Render every entry verbatim.

Start of Extracted data

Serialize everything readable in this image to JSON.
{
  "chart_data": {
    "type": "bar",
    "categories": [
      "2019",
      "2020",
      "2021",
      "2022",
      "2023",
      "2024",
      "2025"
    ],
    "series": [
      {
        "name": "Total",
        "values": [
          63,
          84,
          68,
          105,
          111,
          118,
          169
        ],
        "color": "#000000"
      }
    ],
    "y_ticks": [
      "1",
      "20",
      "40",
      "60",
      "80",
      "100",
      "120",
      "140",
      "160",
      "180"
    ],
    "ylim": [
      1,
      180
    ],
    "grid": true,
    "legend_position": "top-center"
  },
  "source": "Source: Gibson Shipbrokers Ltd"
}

End of Extracted data

- [Solution to this task]:
Serialize everything readable in this image to JSON.
{
  "chart_data": {
    "type": "bar",
    "categories": [
      "2019",
      "2020",
      "2021",
      "2022",
      "2023",
      "2024",
      "2025"
    ],
    "series": [
      {
        "name": "Total",
        "values": [
          63,
          84,
          68,
          105,
          111,
          118,
          169
        ],
        "color": "#000000"
      }
    ],
    "y_ticks": [
      "1",
      "20",
      "40",
      "60",
      "80",
      "100",
      "120",
      "140",
      "160",
      "180"
    ],
    "ylim": [
      1,
      180
    ],
    "grid": true,
    "legend_position": "top-center"
  },
  "source": "Source: Gibson Shipbrokers Ltd"
}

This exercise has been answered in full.